▶ _TO DO_
The answer must consist of every line below that holds the word "keratin".

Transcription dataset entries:
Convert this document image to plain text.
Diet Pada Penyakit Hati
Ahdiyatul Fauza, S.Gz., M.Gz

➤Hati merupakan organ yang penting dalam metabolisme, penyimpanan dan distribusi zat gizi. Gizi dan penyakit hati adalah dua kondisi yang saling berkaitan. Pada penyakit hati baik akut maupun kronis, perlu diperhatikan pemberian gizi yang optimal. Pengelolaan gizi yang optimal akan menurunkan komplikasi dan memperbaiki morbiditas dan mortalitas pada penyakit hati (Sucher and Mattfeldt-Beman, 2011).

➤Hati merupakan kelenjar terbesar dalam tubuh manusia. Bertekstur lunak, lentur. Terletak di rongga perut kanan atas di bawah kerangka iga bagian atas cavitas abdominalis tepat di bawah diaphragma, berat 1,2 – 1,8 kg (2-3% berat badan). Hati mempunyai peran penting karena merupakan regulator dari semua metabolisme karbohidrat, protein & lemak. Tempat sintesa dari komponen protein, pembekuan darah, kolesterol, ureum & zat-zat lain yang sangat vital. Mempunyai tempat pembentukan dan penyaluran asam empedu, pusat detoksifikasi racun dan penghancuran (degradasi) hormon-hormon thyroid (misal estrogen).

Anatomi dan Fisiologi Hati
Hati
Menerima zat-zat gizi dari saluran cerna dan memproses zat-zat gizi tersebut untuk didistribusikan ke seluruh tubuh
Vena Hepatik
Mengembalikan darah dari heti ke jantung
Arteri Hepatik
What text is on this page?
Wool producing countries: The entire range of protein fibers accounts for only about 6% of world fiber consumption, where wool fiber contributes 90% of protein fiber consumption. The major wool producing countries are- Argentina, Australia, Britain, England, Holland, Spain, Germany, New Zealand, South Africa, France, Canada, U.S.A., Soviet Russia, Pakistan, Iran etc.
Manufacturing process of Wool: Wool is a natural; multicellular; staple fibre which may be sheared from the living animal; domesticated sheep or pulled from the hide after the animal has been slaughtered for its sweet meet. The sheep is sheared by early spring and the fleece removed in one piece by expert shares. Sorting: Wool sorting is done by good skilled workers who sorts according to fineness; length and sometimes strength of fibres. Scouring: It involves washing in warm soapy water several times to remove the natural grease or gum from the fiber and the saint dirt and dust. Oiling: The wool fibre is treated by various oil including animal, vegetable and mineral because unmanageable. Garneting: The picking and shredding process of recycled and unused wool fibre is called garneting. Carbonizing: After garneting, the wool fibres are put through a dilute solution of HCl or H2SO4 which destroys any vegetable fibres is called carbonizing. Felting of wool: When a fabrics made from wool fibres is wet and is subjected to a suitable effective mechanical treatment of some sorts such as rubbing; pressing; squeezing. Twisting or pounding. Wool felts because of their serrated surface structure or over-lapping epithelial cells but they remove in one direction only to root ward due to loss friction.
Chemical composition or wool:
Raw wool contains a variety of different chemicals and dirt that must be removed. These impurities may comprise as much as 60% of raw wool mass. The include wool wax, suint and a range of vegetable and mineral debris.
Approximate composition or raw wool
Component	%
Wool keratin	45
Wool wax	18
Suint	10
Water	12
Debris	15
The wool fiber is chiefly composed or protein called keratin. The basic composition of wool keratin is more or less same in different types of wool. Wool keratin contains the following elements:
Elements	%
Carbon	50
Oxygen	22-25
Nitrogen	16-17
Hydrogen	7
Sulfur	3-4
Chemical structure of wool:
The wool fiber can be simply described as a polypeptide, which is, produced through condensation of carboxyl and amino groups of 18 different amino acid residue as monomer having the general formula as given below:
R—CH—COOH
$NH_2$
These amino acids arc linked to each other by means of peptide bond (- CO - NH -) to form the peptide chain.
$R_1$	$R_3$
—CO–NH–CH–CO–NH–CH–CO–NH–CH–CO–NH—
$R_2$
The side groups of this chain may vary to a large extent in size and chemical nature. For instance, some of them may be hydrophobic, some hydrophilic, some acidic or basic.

▶ _EXERCISE RESULT_
Wool keratin	45
The wool fiber is chiefly composed or protein called keratin. The basic composition of wool keratin is more or less same in different types of wool. Wool keratin contains the following elements:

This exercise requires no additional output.